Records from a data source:
──────────

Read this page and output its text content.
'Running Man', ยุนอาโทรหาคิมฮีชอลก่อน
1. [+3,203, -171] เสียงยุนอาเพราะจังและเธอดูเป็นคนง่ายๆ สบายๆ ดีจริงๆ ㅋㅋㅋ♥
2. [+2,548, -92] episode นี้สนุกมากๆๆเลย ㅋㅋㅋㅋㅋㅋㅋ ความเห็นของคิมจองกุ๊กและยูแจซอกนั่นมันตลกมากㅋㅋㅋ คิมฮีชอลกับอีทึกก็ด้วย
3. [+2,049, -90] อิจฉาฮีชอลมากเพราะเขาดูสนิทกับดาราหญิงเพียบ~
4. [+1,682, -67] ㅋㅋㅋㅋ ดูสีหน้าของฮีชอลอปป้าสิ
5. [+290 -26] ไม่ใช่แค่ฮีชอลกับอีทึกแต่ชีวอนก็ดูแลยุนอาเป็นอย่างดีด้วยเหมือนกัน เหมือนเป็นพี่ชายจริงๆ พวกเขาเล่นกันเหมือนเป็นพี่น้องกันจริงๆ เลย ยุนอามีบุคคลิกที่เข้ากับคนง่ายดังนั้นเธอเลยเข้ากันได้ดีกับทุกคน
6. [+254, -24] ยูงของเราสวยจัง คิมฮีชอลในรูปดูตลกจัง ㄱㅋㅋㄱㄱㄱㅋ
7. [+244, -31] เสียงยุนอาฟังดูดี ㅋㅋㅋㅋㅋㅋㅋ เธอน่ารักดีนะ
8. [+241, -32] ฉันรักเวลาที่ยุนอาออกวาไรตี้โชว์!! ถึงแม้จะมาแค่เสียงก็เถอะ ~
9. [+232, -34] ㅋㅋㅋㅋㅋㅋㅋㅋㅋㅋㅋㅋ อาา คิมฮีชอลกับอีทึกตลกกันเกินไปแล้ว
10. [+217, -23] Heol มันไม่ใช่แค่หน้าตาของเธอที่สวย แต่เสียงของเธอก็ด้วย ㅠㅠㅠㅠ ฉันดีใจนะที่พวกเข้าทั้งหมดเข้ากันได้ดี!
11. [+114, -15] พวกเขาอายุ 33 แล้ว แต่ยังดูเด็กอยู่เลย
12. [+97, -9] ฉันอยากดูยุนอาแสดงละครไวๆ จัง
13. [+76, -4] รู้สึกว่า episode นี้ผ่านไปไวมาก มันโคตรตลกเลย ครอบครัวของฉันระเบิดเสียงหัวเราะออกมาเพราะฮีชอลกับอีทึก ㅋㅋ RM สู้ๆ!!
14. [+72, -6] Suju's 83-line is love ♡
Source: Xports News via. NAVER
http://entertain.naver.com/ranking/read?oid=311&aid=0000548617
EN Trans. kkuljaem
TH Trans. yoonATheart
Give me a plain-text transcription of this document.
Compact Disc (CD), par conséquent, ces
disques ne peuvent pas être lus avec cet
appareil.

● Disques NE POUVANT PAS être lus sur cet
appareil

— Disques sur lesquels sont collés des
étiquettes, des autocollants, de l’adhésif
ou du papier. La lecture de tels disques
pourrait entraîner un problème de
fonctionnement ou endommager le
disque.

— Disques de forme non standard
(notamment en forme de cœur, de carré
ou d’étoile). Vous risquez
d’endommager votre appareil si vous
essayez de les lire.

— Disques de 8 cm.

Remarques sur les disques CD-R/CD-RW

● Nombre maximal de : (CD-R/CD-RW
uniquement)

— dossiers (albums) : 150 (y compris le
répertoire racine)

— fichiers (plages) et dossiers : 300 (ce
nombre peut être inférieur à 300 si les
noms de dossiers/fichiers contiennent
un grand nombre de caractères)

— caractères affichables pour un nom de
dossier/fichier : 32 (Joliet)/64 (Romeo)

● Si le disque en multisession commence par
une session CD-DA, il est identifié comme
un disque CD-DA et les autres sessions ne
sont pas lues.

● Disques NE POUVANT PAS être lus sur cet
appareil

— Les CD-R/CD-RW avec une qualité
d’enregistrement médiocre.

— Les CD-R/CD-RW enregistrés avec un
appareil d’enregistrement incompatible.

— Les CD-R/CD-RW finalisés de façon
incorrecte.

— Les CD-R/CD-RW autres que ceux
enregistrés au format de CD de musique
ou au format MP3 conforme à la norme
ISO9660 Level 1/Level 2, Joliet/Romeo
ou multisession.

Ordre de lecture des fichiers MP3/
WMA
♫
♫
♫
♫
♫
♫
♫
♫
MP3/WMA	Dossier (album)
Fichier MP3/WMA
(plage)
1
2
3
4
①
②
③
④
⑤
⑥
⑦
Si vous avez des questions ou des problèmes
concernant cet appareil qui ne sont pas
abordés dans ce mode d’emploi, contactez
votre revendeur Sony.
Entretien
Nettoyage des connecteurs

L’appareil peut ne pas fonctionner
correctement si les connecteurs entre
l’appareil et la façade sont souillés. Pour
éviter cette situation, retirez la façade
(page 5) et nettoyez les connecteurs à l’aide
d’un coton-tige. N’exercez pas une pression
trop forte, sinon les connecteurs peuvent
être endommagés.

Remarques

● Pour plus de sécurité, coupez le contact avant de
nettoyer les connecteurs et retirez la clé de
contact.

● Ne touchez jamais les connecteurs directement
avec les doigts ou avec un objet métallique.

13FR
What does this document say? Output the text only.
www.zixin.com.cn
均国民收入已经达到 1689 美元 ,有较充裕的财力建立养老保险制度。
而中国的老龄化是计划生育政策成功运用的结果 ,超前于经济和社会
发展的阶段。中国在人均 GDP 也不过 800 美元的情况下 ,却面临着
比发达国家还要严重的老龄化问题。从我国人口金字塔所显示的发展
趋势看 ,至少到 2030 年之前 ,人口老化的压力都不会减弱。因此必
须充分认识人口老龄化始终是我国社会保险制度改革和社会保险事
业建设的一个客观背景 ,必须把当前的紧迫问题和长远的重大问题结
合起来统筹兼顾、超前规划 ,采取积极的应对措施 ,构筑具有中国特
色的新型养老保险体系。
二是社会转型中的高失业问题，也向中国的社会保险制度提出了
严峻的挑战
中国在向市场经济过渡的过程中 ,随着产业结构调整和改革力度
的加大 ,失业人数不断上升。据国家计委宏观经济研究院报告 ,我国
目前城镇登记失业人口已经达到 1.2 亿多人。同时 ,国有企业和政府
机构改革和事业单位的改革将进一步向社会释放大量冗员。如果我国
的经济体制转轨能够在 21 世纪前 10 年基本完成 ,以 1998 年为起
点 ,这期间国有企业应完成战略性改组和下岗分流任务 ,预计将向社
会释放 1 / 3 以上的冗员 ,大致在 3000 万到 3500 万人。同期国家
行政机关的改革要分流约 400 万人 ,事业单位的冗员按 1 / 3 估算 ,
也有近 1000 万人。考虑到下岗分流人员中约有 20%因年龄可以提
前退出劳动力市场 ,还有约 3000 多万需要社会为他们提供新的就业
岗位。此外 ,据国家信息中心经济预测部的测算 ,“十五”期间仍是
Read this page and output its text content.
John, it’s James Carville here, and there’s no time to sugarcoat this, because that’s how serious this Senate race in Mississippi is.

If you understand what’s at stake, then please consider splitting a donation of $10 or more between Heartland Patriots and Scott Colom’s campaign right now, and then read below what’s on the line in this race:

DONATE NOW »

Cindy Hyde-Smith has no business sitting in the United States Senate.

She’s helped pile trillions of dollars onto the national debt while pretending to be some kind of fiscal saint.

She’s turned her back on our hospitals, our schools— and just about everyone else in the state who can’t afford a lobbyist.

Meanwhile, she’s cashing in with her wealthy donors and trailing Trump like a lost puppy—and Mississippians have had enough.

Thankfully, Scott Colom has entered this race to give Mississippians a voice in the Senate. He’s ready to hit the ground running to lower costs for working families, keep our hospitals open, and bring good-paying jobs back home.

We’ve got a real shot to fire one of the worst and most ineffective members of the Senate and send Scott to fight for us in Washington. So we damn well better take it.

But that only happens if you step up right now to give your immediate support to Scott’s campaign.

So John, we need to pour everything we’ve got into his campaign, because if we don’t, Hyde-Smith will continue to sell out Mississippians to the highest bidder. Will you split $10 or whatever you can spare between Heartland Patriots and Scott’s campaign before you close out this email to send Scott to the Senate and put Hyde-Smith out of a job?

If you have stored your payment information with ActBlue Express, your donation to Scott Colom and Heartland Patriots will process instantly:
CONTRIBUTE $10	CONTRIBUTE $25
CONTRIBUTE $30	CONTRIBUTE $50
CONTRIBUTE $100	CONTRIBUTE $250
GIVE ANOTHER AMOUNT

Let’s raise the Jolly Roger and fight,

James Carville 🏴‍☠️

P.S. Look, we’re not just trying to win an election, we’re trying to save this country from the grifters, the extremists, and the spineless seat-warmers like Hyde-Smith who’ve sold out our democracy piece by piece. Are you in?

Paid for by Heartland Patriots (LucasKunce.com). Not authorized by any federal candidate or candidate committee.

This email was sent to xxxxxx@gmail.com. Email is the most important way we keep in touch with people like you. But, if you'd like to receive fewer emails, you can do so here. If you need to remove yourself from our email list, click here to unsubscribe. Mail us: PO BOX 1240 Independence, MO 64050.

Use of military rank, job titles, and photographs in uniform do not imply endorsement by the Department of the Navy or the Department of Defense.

──────────

WORK TO COMPLETE
In the records above, how many lines contain the string "avec"? State that number only.

ANSWER TO THIS TASK
4